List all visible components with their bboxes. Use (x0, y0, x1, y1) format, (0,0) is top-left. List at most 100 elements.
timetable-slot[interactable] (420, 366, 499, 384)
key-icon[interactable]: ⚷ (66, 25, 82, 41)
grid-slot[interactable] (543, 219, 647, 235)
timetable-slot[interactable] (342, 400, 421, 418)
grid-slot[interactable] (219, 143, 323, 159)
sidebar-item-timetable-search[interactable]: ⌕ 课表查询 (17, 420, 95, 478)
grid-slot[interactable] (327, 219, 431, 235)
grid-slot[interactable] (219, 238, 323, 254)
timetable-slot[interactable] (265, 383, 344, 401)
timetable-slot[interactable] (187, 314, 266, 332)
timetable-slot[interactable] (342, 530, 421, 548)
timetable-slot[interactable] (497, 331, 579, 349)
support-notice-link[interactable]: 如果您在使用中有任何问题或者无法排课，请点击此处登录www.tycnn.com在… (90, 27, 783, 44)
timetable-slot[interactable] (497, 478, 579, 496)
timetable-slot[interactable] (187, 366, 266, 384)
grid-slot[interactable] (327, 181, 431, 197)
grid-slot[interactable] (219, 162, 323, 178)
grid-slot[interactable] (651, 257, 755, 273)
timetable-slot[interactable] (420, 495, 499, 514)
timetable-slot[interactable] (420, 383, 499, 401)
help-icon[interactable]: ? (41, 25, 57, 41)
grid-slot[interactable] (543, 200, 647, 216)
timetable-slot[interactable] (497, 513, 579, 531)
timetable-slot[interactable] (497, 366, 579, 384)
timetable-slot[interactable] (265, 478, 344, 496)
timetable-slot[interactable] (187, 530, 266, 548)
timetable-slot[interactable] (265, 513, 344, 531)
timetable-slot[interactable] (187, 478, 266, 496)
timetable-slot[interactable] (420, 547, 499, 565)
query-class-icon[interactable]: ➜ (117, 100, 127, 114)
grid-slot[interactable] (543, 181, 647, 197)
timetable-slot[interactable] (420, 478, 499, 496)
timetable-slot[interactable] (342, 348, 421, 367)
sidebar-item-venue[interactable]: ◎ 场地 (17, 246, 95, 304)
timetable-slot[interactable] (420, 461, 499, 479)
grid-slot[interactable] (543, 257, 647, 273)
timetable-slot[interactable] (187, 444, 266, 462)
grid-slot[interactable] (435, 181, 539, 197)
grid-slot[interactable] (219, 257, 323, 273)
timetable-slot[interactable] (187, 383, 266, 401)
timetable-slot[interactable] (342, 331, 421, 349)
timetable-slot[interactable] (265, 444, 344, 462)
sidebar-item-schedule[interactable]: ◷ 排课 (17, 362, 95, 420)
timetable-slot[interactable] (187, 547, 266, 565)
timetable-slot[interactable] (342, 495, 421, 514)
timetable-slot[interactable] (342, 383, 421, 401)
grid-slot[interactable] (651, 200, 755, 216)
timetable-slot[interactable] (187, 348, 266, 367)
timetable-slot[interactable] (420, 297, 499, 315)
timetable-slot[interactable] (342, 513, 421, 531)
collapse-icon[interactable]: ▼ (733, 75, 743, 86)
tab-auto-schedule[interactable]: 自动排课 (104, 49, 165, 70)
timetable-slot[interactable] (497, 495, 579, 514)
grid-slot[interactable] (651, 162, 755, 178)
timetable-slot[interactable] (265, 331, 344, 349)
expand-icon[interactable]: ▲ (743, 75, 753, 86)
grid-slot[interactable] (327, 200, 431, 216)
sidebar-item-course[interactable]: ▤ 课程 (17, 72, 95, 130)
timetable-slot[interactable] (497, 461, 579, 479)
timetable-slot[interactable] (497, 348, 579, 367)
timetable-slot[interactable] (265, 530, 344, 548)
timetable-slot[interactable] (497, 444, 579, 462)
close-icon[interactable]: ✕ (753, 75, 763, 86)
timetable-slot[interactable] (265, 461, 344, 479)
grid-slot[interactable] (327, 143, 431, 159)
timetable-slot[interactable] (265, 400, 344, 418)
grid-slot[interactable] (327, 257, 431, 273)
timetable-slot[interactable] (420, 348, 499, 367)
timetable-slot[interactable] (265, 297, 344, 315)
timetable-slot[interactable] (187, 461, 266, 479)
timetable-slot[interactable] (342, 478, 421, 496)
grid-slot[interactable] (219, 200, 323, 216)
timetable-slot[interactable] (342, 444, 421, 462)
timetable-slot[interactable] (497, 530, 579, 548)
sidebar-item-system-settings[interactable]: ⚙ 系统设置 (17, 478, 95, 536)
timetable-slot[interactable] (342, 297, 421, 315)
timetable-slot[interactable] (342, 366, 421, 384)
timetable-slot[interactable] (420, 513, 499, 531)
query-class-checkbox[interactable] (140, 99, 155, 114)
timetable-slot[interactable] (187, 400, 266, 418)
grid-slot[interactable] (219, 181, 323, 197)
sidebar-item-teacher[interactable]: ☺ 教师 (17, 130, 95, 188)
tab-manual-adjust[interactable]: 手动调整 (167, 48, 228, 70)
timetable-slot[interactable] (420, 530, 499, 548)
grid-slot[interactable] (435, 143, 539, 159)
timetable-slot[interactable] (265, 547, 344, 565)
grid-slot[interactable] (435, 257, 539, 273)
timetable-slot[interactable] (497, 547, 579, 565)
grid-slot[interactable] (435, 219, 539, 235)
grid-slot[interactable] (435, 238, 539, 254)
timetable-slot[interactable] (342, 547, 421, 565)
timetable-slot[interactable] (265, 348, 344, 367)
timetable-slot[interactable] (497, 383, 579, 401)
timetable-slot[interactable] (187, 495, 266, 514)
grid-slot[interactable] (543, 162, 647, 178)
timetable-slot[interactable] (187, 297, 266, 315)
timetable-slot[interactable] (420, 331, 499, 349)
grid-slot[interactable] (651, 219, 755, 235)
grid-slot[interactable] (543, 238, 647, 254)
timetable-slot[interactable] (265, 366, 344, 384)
§
Written request: Reproduce every line of the items above verbatim, changing nothing.

Written answer:
List all visible components with their bboxes. Use (x0, y0, x1, y1) format, (0,0) is top-left. List at most 100 elements.
timetable-slot[interactable] (420, 366, 499, 384)
key-icon[interactable]: ⚷ (66, 25, 82, 41)
grid-slot[interactable] (543, 219, 647, 235)
timetable-slot[interactable] (342, 400, 421, 418)
grid-slot[interactable] (219, 143, 323, 159)
sidebar-item-timetable-search[interactable]: ⌕ 课表查询 (17, 420, 95, 478)
grid-slot[interactable] (327, 219, 431, 235)
grid-slot[interactable] (219, 238, 323, 254)
timetable-slot[interactable] (265, 383, 344, 401)
timetable-slot[interactable] (187, 314, 266, 332)
timetable-slot[interactable] (342, 530, 421, 548)
timetable-slot[interactable] (497, 331, 579, 349)
support-notice-link[interactable]: 如果您在使用中有任何问题或者无法排课，请点击此处登录www.tycnn.com在… (90, 27, 783, 44)
timetable-slot[interactable] (497, 478, 579, 496)
timetable-slot[interactable] (187, 366, 266, 384)
grid-slot[interactable] (327, 181, 431, 197)
grid-slot[interactable] (219, 162, 323, 178)
grid-slot[interactable] (651, 257, 755, 273)
timetable-slot[interactable] (420, 495, 499, 514)
timetable-slot[interactable] (420, 383, 499, 401)
help-icon[interactable]: ? (41, 25, 57, 41)
grid-slot[interactable] (543, 200, 647, 216)
timetable-slot[interactable] (497, 513, 579, 531)
timetable-slot[interactable] (497, 366, 579, 384)
timetable-slot[interactable] (265, 478, 344, 496)
timetable-slot[interactable] (187, 530, 266, 548)
timetable-slot[interactable] (265, 513, 344, 531)
timetable-slot[interactable] (187, 478, 266, 496)
timetable-slot[interactable] (420, 547, 499, 565)
query-class-icon[interactable]: ➜ (117, 100, 127, 114)
grid-slot[interactable] (543, 181, 647, 197)
timetable-slot[interactable] (420, 478, 499, 496)
timetable-slot[interactable] (342, 348, 421, 367)
sidebar-item-venue[interactable]: ◎ 场地 (17, 246, 95, 304)
timetable-slot[interactable] (420, 461, 499, 479)
grid-slot[interactable] (543, 257, 647, 273)
timetable-slot[interactable] (187, 444, 266, 462)
grid-slot[interactable] (435, 181, 539, 197)
grid-slot[interactable] (219, 257, 323, 273)
timetable-slot[interactable] (187, 383, 266, 401)
timetable-slot[interactable] (342, 331, 421, 349)
timetable-slot[interactable] (265, 444, 344, 462)
sidebar-item-schedule[interactable]: ◷ 排课 (17, 362, 95, 420)
timetable-slot[interactable] (187, 547, 266, 565)
timetable-slot[interactable] (342, 495, 421, 514)
timetable-slot[interactable] (342, 383, 421, 401)
grid-slot[interactable] (651, 200, 755, 216)
timetable-slot[interactable] (187, 348, 266, 367)
timetable-slot[interactable] (420, 297, 499, 315)
timetable-slot[interactable] (342, 513, 421, 531)
collapse-icon[interactable]: ▼ (733, 75, 743, 86)
tab-auto-schedule[interactable]: 自动排课 (104, 49, 165, 70)
timetable-slot[interactable] (497, 495, 579, 514)
grid-slot[interactable] (651, 162, 755, 178)
timetable-slot[interactable] (265, 331, 344, 349)
expand-icon[interactable]: ▲ (743, 75, 753, 86)
grid-slot[interactable] (327, 200, 431, 216)
sidebar-item-course[interactable]: ▤ 课程 (17, 72, 95, 130)
timetable-slot[interactable] (497, 461, 579, 479)
timetable-slot[interactable] (497, 348, 579, 367)
timetable-slot[interactable] (265, 530, 344, 548)
timetable-slot[interactable] (497, 444, 579, 462)
close-icon[interactable]: ✕ (753, 75, 763, 86)
timetable-slot[interactable] (265, 461, 344, 479)
grid-slot[interactable] (327, 143, 431, 159)
timetable-slot[interactable] (265, 400, 344, 418)
grid-slot[interactable] (327, 257, 431, 273)
timetable-slot[interactable] (420, 348, 499, 367)
timetable-slot[interactable] (265, 297, 344, 315)
timetable-slot[interactable] (187, 461, 266, 479)
timetable-slot[interactable] (342, 478, 421, 496)
grid-slot[interactable] (219, 200, 323, 216)
timetable-slot[interactable] (342, 444, 421, 462)
timetable-slot[interactable] (497, 530, 579, 548)
sidebar-item-system-settings[interactable]: ⚙ 系统设置 (17, 478, 95, 536)
timetable-slot[interactable] (342, 297, 421, 315)
timetable-slot[interactable] (342, 366, 421, 384)
timetable-slot[interactable] (420, 513, 499, 531)
query-class-checkbox[interactable] (140, 99, 155, 114)
timetable-slot[interactable] (187, 400, 266, 418)
grid-slot[interactable] (219, 181, 323, 197)
sidebar-item-teacher[interactable]: ☺ 教师 (17, 130, 95, 188)
tab-manual-adjust[interactable]: 手动调整 (167, 48, 228, 70)
timetable-slot[interactable] (420, 530, 499, 548)
grid-slot[interactable] (435, 143, 539, 159)
timetable-slot[interactable] (265, 547, 344, 565)
grid-slot[interactable] (435, 257, 539, 273)
timetable-slot[interactable] (497, 547, 579, 565)
grid-slot[interactable] (435, 219, 539, 235)
grid-slot[interactable] (435, 238, 539, 254)
timetable-slot[interactable] (342, 547, 421, 565)
timetable-slot[interactable] (265, 348, 344, 367)
timetable-slot[interactable] (497, 383, 579, 401)
timetable-slot[interactable] (187, 495, 266, 514)
grid-slot[interactable] (543, 162, 647, 178)
timetable-slot[interactable] (187, 297, 266, 315)
timetable-slot[interactable] (420, 331, 499, 349)
grid-slot[interactable] (651, 219, 755, 235)
grid-slot[interactable] (543, 238, 647, 254)
timetable-slot[interactable] (265, 366, 344, 384)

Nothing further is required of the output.